_STATED TASK_
Reproduce the section of the text on rising gold prices below word for word, from "Key Factors Driving" to "major trading partners.".

_EXTRACTED TEXT_
::::::::
Current Status of Gold Price Rise in 2023
This year, gold prices have shown a remarkable upward trend. As of July, the domestic gold market price for 1 don(3.75g) is traded at 635,000 KRW, representing a 43% increase compared to the same period last year. The international market is also experiencing active movements. Based on spot gold(XAU/USD), the price is around $3,337 per ounce, showing a 27% increase since the beginning of the year and a 39% rise compared to the same period last year.
While the movements of domestic and international gold prices are closely correlated, the steady upward trend until May is particularly noteworthy. Recently, the rate of increase has somewhat slowed, but signs of a sharp decline are not yet evident.
Key Factors Driving Gold Price Increase
Trend of Global Currency Diversification
As countries strengthen de-dollarization policies, demand for gold is increasing. China is actively promoting the use of the yuan in trade transactions to expand its international presence, and is lowering its dependence on the dollar through currency swap agreements. India is also working to expand the use of its local currency, the rupee, in transactions with major trading partners.
::::::::
_PROVIDED MATERIAL_

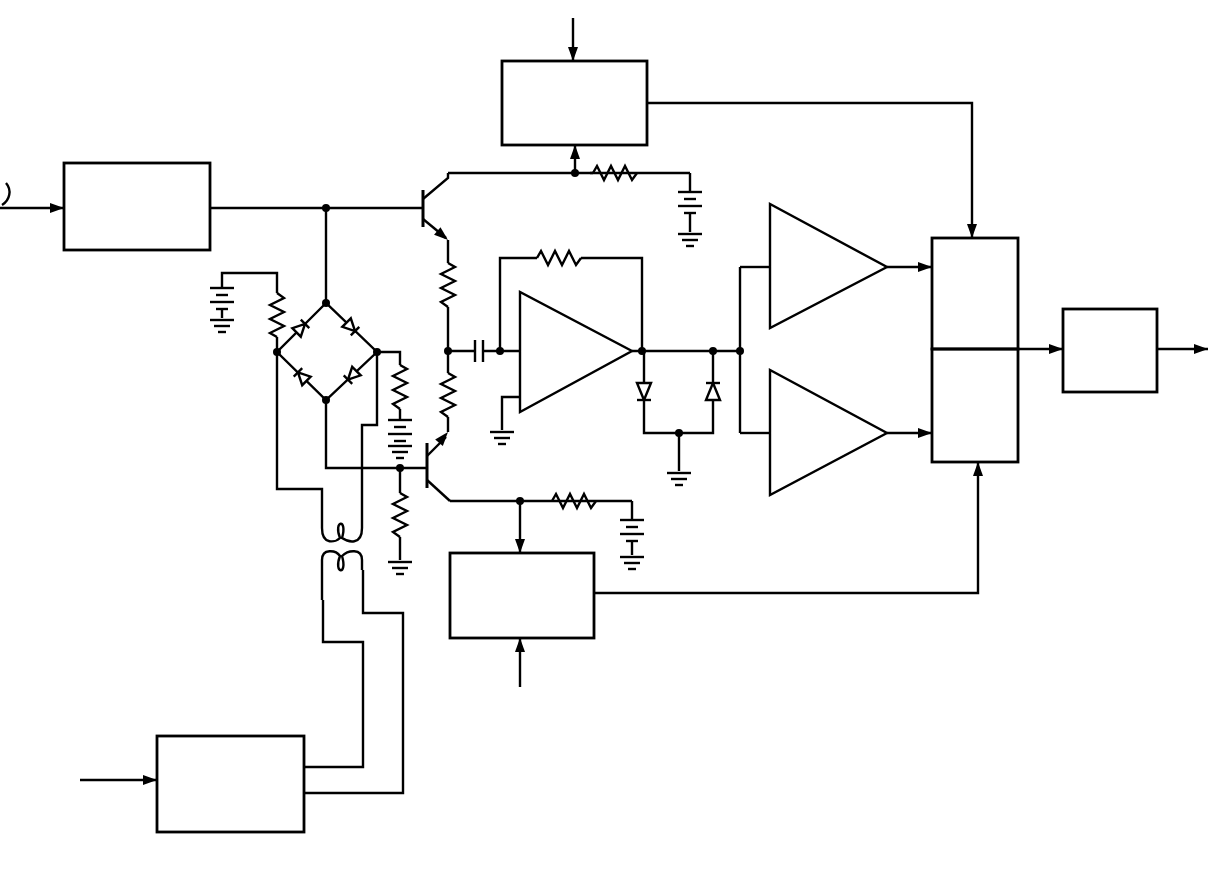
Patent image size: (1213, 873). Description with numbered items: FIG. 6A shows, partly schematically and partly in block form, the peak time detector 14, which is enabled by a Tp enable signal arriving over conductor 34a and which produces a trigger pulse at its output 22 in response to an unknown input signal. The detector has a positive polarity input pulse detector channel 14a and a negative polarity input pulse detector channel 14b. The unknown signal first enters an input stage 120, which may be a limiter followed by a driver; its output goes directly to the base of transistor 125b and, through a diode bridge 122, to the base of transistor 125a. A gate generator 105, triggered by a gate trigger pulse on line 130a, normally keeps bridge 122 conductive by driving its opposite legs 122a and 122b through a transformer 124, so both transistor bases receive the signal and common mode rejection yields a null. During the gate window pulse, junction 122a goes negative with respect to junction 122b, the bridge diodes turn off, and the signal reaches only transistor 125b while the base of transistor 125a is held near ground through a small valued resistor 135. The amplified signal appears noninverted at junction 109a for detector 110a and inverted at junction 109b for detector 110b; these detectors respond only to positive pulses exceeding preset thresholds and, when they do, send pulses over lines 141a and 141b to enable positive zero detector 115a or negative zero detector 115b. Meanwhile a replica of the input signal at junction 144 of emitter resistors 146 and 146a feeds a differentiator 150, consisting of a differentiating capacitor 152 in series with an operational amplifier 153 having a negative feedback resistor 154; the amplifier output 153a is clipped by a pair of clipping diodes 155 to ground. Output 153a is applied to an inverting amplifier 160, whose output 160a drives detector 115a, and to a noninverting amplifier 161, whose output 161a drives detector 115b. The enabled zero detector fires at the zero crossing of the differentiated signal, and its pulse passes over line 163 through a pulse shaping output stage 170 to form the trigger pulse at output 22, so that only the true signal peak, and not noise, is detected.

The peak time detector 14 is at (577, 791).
::::::::
_REPLY_
Key Factors Driving Gold Price Increase
Trend of Global Currency Diversification
As countries strengthen de-dollarization policies, demand for gold is increasing. China is actively promoting the use of the yuan in trade transactions to expand its international presence, and is lowering its dependence on the dollar through currency swap agreements. India is also working to expand the use of its local currency, the rupee, in transactions with major trading partners.